Dataset rows about figures:
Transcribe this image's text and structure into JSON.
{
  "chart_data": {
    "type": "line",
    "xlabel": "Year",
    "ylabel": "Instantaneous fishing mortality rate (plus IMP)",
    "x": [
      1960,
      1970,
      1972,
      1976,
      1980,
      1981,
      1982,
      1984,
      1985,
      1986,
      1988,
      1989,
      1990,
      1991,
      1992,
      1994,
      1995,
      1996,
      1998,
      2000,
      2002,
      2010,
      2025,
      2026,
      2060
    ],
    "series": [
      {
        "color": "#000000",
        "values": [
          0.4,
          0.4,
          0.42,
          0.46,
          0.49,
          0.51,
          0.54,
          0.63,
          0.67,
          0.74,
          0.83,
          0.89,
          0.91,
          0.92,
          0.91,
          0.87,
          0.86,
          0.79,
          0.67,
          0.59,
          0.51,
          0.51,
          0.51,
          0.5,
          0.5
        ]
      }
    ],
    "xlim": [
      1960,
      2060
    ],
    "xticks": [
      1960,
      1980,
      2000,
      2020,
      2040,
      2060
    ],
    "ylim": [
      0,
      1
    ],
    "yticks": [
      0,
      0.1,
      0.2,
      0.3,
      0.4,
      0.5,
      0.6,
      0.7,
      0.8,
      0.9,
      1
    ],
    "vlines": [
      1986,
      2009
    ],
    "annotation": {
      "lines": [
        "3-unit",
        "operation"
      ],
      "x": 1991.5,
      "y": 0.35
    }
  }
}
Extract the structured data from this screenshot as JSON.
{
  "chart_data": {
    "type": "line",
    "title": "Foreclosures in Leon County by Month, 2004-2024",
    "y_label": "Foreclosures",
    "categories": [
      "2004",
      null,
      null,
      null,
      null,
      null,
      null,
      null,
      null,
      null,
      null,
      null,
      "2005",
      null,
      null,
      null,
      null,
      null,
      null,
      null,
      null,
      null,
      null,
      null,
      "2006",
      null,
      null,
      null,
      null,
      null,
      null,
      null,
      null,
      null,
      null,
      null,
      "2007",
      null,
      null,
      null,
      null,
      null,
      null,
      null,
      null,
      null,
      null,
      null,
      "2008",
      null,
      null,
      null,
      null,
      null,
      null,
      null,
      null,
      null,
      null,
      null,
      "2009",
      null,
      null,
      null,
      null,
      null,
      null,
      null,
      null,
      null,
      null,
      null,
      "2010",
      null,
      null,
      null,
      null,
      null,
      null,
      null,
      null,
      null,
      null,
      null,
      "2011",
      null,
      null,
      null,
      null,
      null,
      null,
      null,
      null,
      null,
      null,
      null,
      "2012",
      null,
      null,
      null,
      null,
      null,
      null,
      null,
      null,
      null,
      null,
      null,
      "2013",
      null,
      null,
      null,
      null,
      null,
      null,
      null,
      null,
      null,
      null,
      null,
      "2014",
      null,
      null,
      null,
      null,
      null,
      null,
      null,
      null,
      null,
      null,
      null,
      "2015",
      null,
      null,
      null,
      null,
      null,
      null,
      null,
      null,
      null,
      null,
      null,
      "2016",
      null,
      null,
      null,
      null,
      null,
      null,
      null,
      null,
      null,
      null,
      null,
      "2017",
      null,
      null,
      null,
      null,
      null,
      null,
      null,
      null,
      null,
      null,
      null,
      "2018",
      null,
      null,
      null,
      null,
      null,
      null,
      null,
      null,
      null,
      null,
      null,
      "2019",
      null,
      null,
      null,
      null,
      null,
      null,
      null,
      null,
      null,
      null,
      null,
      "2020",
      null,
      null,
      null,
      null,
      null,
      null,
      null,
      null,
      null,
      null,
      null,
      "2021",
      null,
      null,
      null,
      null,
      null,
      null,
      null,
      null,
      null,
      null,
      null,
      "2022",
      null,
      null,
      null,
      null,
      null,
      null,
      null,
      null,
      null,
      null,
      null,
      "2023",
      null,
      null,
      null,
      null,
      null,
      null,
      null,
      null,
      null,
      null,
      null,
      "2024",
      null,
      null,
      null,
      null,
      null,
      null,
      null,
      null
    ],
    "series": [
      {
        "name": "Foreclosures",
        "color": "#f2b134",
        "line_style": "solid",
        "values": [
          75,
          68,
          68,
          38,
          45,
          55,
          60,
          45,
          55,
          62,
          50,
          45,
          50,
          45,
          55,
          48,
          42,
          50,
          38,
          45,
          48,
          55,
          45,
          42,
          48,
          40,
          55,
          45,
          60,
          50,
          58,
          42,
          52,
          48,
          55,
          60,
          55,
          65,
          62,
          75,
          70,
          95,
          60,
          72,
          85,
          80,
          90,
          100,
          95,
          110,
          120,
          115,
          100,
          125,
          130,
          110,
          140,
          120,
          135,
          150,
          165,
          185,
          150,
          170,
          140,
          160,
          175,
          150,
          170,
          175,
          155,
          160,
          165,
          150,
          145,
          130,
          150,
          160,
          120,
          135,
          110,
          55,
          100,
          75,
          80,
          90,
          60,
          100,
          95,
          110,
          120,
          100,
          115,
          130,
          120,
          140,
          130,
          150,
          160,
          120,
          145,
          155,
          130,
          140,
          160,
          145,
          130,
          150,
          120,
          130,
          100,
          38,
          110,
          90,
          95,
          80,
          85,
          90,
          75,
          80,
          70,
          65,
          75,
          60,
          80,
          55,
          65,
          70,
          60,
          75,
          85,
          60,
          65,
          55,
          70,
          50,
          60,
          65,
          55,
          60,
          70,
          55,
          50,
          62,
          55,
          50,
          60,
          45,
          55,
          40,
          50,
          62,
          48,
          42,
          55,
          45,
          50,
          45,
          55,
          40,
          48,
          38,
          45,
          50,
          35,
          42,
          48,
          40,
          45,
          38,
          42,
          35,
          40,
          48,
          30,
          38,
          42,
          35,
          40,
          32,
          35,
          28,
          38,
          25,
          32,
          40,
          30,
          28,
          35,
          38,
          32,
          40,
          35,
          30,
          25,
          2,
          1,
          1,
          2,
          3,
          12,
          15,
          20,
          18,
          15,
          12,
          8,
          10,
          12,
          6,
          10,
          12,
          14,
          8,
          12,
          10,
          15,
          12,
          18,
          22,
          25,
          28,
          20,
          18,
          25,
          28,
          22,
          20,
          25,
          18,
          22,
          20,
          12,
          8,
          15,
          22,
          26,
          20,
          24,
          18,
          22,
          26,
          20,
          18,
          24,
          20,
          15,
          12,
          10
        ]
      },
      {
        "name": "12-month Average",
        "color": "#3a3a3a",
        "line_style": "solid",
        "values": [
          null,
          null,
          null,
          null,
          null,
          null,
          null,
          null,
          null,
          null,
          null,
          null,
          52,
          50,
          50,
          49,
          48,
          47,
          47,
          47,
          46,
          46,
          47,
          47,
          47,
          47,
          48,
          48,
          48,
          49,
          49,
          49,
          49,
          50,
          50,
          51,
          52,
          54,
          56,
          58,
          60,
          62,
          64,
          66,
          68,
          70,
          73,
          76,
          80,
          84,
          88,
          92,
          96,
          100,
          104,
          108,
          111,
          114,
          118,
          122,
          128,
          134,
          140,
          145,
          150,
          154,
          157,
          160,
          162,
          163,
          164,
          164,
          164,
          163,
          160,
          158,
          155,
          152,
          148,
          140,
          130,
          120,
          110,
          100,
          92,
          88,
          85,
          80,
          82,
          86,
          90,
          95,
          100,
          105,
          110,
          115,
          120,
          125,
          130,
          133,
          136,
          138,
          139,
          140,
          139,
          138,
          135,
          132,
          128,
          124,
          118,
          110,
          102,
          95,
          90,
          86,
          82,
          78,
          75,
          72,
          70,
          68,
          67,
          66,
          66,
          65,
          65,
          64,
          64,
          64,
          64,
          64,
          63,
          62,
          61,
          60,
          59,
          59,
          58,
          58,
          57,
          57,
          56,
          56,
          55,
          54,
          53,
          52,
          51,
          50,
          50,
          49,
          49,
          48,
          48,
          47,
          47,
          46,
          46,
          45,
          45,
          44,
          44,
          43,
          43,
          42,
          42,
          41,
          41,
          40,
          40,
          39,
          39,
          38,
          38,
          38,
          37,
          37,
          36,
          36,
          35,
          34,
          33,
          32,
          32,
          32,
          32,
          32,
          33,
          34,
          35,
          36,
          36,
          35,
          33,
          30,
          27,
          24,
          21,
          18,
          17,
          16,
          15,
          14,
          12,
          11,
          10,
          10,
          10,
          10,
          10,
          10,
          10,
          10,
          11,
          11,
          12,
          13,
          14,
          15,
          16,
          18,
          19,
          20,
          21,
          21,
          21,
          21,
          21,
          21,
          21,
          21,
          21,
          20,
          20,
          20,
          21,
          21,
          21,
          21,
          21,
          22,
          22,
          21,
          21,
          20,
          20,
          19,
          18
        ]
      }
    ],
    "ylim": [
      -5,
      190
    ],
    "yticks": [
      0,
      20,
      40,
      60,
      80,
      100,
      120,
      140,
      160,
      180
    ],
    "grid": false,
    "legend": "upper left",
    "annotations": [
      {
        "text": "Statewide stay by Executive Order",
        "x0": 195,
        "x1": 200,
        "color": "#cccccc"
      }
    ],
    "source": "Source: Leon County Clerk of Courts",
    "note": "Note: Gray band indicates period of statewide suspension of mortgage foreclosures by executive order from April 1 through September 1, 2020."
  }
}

What to do: Only the number is wanted: how many lines in the preceding entries hold the string "Leon"?

Answer to this exercise: 2